Selected text:
• • • • • • •

Friday, December 26, 2008

Southeast Asian Food

There are a lot of tips, hints and links for Southeast Asian food on offer in Taipei, but I thought I'd put forth a few suggestions I haven't yet seen knocked about online as my favorite destinations for food from the peninsula and islands.

Yangon (Myanmar)

Gongguan Night Market, near the Molly's Used Books behind Taipower Building. From Gongguan Night Market, turn in the alley near the Vietnamese Restaurant and head to the end, where you come across a small park and the end of the night market. It's on the road on the far side of the park, between a Korean BBQ and a coffeeshop.

Yangon looks like a Thai restaurant that happens to have a Burmese name - no, I can't figure out if I should call it Myanmar or Burma - and if you order incorrectly from the menu, you'll get just that, Thai food. But order correctly, or better yet, compliment the owners by specifically requesting Burmese food recommendations, and you are in for a real treat. We ordered three dishes and a green papaya salad. The eggplant dish felt very Chinese, with sweet soy sauce and a flavor reminiscent of Yunnan cuisine. The meat-in-a-stone-bowl was curried, with flavors from northeast India. The papaya salad and shrimp fritters (I know, I know, but I LOVE shrimp fritters) were very Thai. Put them all together and you have Rangoonian bliss. Also, very affordable.

South East Asia Food Center Xinyi (all kinds)
(at least that's what I think it's called - I've lost the card)

Near the International Trade Building with all the consulates in it (that tall square building between the Grand Hyatt and the World Trade Center) - cross Keelung Road and head slightly to the right. It's the first lane to the left of a place offering Singaporean food, which we haven't had the pleasure of trying yet. Walk down the lane a bit and it's on the right.

The owner, whom I believe is named Winston, is Vietnamese but the place offers food from all over the peninsula. He speaks great English, and the place is packed with Taiwanese office workers coming for a good-value lunch in Xinyi, who want Southeast Asian food but don't really want to pay Shinkong Mitsukoshi prices for it. They have Singapore noodles, Vietnamese pho and spring rolls, green papaya salad, curry fried rice, laksa, Thai curries and more...all for excellent prices.

The green papaya salad is more Lao in flavor than Thai, so those used to the hot, sour Thai style and unfamiliar with the more coriander-and-oniony, crunchy, lemony Lao style might be surprised.

Borneo (Indonesian)

• • • • • • •

Problem set:
1. In the post on Southeast Asian food in Taipei, which dish at Yangon felt very Chinese?
2. Resume the post on Southeast Asian food in Taipei right after its last line, "Borneo (Indonesian)."
The lines that come after this have nothing to do with the post on Southeast Asian food in Taipei.

Data extract:

• • • • • • •

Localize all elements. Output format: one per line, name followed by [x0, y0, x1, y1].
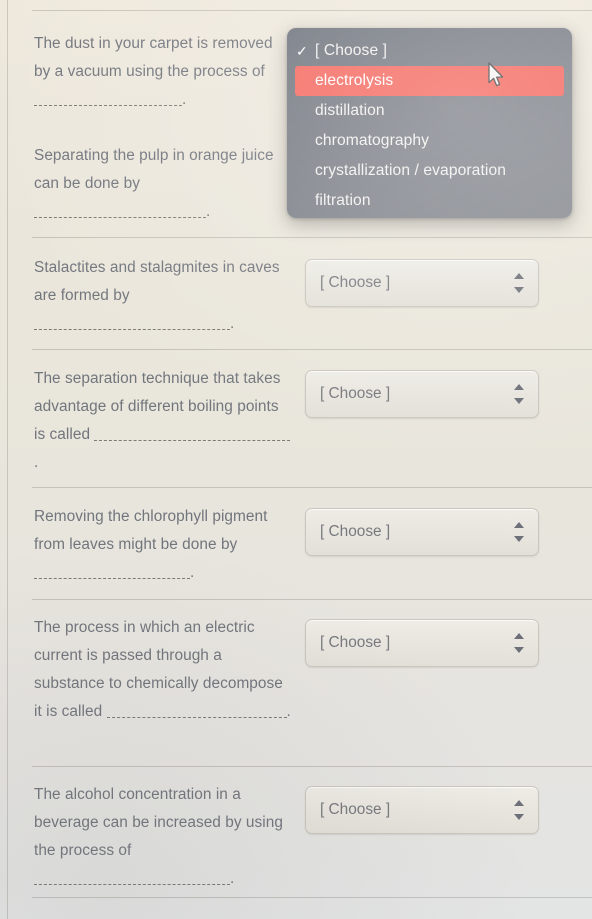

• • • • • • •

Task responses:
1. The eggplant dish.

2.
Shida Night Market, at the very end - turn in the road that begins at the Fubon Bank (Shida branch) on Heping E. Road and it's visible on the left

Not exactly Indonesian food, but good. They do not do Padang-style 'small dishes', something I remember quite fondly in Sumatra when we gorged ourselves silly on Padang food in Padang itself...but what they do offer is quite nice. Be sure to request 'extra spicy' or 'local style' - the chef is Indonesian and can cook it up for you the way the staff would eat it, but if you don't say anything you get something a bit milder. They do standard Indonesian fare - nasi goreng, mie goreng, rendang, satay - at bargain-basement prices. I don't think I've ever paid more than NT100 for a meal there. Plus they have a cute white dog named Oliver.

The vendor guy next to him who sells crispy Thai spring rolls on a stick also cooks up a tasty treat.

Pinoy (Filipino) food of all kinds

Sundays on Zhongshan N. Road between Minquan W. Road and Yuanshan MRT stations. Walk up between the two and turn right into the lanes at just about the halfway point. Options abound.

I would make specific recommendations but frankly, pretty much everything is good. Try one of the places that looks like a Taiwanese buffet, but you pay by the small dish of food (1 or 2 per person, go with a group and share or go alone) so just order whatever looks good and, frankly, it probably is. If you have no stomach for innards, stay away from the sisig. I could handle sisig in the Philippines because it's soft and tender and bears no trace of its, um, gutsy origins, but the sisig in Taipei is a little more blatant in advertising exactly what it is and where it comes from. This is food for Filipinos in Taiwan on their way home from church on Sunday, so you know you're getting the real thing.

New Bangkok Restaurant (Thai)

Easily found in a lane on the eastern side of Fuxing N. Road between Zhongxiao Fuxing MRT and Breeze Center.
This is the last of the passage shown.